_What is asked:_ In the rows below, report every line that contains the word "screws", copying each such line in full.

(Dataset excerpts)
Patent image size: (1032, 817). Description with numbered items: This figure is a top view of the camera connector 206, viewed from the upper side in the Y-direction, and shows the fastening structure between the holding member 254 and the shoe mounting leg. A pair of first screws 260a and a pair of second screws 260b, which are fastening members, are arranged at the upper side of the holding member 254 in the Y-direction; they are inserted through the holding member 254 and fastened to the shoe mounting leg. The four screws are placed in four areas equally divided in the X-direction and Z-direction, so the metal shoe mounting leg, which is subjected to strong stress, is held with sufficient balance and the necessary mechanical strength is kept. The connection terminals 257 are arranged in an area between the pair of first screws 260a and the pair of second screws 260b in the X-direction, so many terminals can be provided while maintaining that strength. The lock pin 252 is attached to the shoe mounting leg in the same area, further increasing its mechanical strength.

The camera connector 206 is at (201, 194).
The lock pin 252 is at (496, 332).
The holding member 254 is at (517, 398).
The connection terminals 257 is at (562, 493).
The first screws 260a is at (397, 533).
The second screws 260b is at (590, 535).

* * *

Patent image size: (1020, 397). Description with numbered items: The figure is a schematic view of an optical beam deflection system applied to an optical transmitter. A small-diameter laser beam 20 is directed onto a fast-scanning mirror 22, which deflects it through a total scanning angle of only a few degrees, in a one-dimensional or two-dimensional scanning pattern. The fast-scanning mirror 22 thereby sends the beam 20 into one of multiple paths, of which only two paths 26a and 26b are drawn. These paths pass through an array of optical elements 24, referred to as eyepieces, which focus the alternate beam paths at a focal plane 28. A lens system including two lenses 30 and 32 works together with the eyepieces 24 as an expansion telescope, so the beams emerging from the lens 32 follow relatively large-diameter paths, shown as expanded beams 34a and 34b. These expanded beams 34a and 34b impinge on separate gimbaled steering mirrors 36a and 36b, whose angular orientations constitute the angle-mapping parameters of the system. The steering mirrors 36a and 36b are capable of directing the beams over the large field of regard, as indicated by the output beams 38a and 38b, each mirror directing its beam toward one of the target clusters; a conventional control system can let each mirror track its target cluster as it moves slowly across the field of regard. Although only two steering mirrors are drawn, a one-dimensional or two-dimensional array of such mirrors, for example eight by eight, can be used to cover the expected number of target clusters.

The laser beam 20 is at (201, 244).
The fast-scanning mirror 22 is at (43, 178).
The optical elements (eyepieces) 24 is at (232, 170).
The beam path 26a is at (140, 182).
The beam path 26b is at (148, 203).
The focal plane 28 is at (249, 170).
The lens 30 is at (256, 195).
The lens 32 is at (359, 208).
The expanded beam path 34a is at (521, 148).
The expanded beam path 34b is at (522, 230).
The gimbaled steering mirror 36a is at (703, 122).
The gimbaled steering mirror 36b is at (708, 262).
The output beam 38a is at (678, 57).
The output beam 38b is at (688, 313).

* * *

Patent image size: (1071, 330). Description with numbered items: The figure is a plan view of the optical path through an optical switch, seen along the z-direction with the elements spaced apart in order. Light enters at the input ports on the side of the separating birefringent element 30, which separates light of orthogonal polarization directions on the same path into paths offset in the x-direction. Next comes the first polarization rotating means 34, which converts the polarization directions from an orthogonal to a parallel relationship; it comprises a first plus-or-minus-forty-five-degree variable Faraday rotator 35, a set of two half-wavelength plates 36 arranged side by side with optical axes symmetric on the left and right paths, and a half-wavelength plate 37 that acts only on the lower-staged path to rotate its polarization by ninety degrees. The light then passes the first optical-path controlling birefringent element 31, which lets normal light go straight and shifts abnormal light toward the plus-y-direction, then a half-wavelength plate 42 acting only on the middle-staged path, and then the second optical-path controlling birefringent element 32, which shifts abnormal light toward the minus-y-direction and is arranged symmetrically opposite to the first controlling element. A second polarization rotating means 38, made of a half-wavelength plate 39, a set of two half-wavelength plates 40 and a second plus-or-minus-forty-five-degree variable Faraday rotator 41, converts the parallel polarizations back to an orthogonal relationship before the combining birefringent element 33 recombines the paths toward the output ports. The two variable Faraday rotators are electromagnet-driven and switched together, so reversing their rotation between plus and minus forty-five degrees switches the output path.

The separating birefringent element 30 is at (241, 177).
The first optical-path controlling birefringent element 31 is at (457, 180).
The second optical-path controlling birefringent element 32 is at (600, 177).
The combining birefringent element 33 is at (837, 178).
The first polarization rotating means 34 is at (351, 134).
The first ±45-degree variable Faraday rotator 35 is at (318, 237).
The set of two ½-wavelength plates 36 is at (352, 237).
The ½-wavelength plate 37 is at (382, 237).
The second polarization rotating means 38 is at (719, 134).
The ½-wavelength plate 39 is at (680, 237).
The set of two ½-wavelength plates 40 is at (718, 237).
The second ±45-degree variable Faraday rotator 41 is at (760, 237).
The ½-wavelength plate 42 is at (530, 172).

_Result:_
Patent image size: (1032, 817). Description with numbered items: This figure is a top view of the camera connector 206, viewed from the upper side in the Y-direction, and shows the fastening structure between the holding member 254 and the shoe mounting leg. A pair of first screws 260a and a pair of second screws 260b, which are fastening members, are arranged at the upper side of the holding member 254 in the Y-direction; they are inserted through the holding member 254 and fastened to the shoe mounting leg. The four screws are placed in four areas equally divided in the X-direction and Z-direction, so the metal shoe mounting leg, which is subjected to strong stress, is held with sufficient balance and the necessary mechanical strength is kept. The connection terminals 257 are arranged in an area between the pair of first screws 260a and the pair of second screws 260b in the X-direction, so many terminals can be provided while maintaining that strength. The lock pin 252 is attached to the shoe mounting leg in the same area, further increasing its mechanical strength.
The first screws 260a is at (397, 533).
The second screws 260b is at (590, 535).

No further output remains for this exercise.